In the entries below, identify every line with the string "title" and copy it.
▬▬▬▬▬▬▬▬▬▬
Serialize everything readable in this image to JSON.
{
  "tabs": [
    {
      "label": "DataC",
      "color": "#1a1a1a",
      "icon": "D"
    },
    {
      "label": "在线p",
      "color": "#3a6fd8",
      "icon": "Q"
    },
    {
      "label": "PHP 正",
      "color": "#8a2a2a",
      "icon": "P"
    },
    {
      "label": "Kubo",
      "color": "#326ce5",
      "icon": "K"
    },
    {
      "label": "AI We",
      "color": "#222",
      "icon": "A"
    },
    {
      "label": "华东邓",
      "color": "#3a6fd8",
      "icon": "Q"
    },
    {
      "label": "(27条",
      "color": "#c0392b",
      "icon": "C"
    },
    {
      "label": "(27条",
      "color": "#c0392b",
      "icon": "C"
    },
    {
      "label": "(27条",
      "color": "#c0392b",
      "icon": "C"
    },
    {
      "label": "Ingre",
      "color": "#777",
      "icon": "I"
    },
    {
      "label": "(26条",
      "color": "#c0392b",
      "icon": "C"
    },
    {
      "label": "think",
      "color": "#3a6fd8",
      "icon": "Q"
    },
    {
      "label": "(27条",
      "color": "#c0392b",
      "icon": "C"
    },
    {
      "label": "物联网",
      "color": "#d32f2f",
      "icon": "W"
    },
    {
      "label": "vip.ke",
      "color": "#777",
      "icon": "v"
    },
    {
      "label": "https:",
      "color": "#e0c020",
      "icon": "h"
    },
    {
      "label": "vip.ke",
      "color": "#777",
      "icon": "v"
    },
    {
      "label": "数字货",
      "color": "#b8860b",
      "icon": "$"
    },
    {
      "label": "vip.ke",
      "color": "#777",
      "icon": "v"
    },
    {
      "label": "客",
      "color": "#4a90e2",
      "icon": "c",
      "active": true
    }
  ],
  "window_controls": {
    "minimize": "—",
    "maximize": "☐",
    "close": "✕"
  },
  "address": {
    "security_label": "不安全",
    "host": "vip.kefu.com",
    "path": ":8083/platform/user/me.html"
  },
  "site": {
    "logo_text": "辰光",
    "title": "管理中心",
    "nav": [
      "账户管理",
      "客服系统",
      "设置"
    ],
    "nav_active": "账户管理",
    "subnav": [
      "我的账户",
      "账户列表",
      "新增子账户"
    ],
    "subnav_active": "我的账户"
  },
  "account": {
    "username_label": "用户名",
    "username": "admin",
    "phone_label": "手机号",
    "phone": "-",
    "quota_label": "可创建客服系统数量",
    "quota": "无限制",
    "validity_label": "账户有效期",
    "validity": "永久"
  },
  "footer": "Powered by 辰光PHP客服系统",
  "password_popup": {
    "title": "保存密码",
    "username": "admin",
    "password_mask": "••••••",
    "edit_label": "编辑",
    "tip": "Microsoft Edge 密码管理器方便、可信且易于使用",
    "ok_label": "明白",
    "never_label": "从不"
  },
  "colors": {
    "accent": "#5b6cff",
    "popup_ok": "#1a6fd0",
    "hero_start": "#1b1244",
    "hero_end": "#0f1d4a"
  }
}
▬▬▬▬▬▬▬▬▬▬
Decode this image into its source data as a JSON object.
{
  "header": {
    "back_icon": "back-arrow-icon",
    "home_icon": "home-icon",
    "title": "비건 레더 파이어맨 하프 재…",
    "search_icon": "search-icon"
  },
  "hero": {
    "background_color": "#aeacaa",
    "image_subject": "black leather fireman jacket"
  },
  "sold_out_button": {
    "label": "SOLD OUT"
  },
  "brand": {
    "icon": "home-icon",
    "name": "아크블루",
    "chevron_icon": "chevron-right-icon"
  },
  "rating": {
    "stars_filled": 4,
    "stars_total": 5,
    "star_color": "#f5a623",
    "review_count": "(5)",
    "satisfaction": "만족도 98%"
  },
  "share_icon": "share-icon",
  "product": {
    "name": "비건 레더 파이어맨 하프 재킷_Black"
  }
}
▬▬▬▬▬▬▬▬▬▬
- _Result below_
    "title": "管理中心",
    "title": "保存密码",
    "title": "비건 레더 파이어맨 하프 재…",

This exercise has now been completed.